#### [TASK REQUIREMENTS]
Carry none of the pictures over; set down the material below exactly.

#### [MATERIAL TO PROCESS]
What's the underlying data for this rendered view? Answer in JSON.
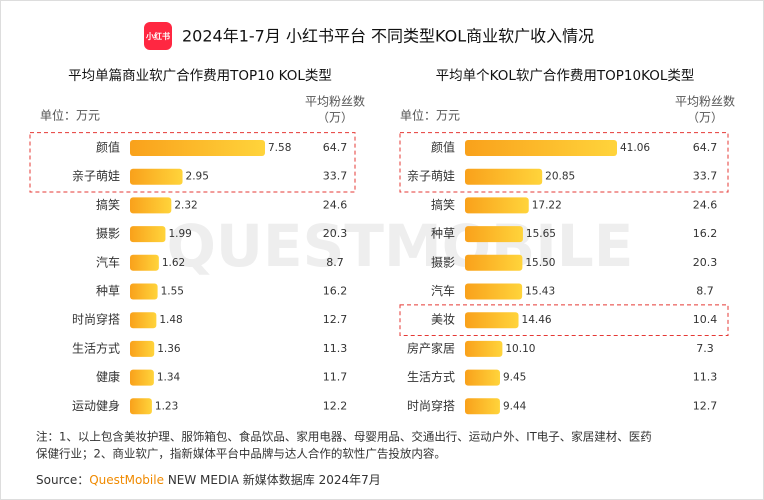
{
  "header": {
    "logo": "小红书",
    "title": "2024年1-7月 小红书平台 不同类型KOL商业软广收入情况",
    "watermark": "QUESTMOBILE"
  },
  "chart_data": [
    {
      "type": "bar",
      "orientation": "horizontal",
      "title": "平均单篇商业软广合作费用TOP10 KOL类型",
      "unit": "单位：万元",
      "fans_header": [
        "平均粉丝数",
        "（万）"
      ],
      "categories": [
        "颜值",
        "亲子萌娃",
        "搞笑",
        "摄影",
        "汽车",
        "种草",
        "时尚穿搭",
        "生活方式",
        "健康",
        "运动健身"
      ],
      "values": [
        7.58,
        2.95,
        2.32,
        1.99,
        1.62,
        1.55,
        1.48,
        1.36,
        1.34,
        1.23
      ],
      "fans": [
        64.7,
        33.7,
        24.6,
        20.3,
        8.7,
        16.2,
        12.7,
        11.3,
        11.7,
        12.2
      ],
      "color": "#fbb41f"
    },
    {
      "type": "bar",
      "orientation": "horizontal",
      "title": "平均单个KOL软广合作费用TOP10KOL类型",
      "unit": "单位：万元",
      "fans_header": [
        "平均粉丝数",
        "（万）"
      ],
      "categories": [
        "颜值",
        "亲子萌娃",
        "搞笑",
        "种草",
        "摄影",
        "汽车",
        "美妆",
        "房产家居",
        "生活方式",
        "时尚穿搭"
      ],
      "values": [
        41.06,
        20.85,
        17.22,
        15.65,
        15.5,
        15.43,
        14.46,
        10.1,
        9.45,
        9.44
      ],
      "value_labels": [
        "41.06",
        "20.85",
        "17.22",
        "15.65",
        "15.50",
        "15.43",
        "14.46",
        "10.10",
        "9.45",
        "9.44"
      ],
      "fans": [
        64.7,
        33.7,
        24.6,
        16.2,
        20.3,
        8.7,
        10.4,
        7.3,
        11.3,
        12.7
      ],
      "color": "#fbb41f"
    }
  ],
  "footer": {
    "note": [
      "注：1、以上包含美妆护理、服饰箱包、食品饮品、家用电器、母婴用品、交通出行、运动户外、IT电子、家居建材、医药",
      "保健行业；2、商业软广，指新媒体平台中品牌与达人合作的软性广告投放内容。"
    ],
    "source_prefix": "Source：",
    "source_brand": "QuestMobile",
    "source_rest": "NEW MEDIA 新媒体数据库 2024年7月"
  }
}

#### [CORRECT RESPONSE]
What's the underlying data for this rendered view? Answer in JSON.
{
  "header": {
    "logo": "小红书",
    "title": "2024年1-7月 小红书平台 不同类型KOL商业软广收入情况",
    "watermark": "QUESTMOBILE"
  },
  "chart_data": [
    {
      "type": "bar",
      "orientation": "horizontal",
      "title": "平均单篇商业软广合作费用TOP10 KOL类型",
      "unit": "单位：万元",
      "fans_header": [
        "平均粉丝数",
        "（万）"
      ],
      "categories": [
        "颜值",
        "亲子萌娃",
        "搞笑",
        "摄影",
        "汽车",
        "种草",
        "时尚穿搭",
        "生活方式",
        "健康",
        "运动健身"
      ],
      "values": [
        7.58,
        2.95,
        2.32,
        1.99,
        1.62,
        1.55,
        1.48,
        1.36,
        1.34,
        1.23
      ],
      "fans": [
        64.7,
        33.7,
        24.6,
        20.3,
        8.7,
        16.2,
        12.7,
        11.3,
        11.7,
        12.2
      ],
      "color": "#fbb41f"
    },
    {
      "type": "bar",
      "orientation": "horizontal",
      "title": "平均单个KOL软广合作费用TOP10KOL类型",
      "unit": "单位：万元",
      "fans_header": [
        "平均粉丝数",
        "（万）"
      ],
      "categories": [
        "颜值",
        "亲子萌娃",
        "搞笑",
        "种草",
        "摄影",
        "汽车",
        "美妆",
        "房产家居",
        "生活方式",
        "时尚穿搭"
      ],
      "values": [
        41.06,
        20.85,
        17.22,
        15.65,
        15.5,
        15.43,
        14.46,
        10.1,
        9.45,
        9.44
      ],
      "value_labels": [
        "41.06",
        "20.85",
        "17.22",
        "15.65",
        "15.50",
        "15.43",
        "14.46",
        "10.10",
        "9.45",
        "9.44"
      ],
      "fans": [
        64.7,
        33.7,
        24.6,
        16.2,
        20.3,
        8.7,
        10.4,
        7.3,
        11.3,
        12.7
      ],
      "color": "#fbb41f"
    }
  ],
  "footer": {
    "note": [
      "注：1、以上包含美妆护理、服饰箱包、食品饮品、家用电器、母婴用品、交通出行、运动户外、IT电子、家居建材、医药",
      "保健行业；2、商业软广，指新媒体平台中品牌与达人合作的软性广告投放内容。"
    ],
    "source_prefix": "Source：",
    "source_brand": "QuestMobile",
    "source_rest": "NEW MEDIA 新媒体数据库 2024年7月"
  }
}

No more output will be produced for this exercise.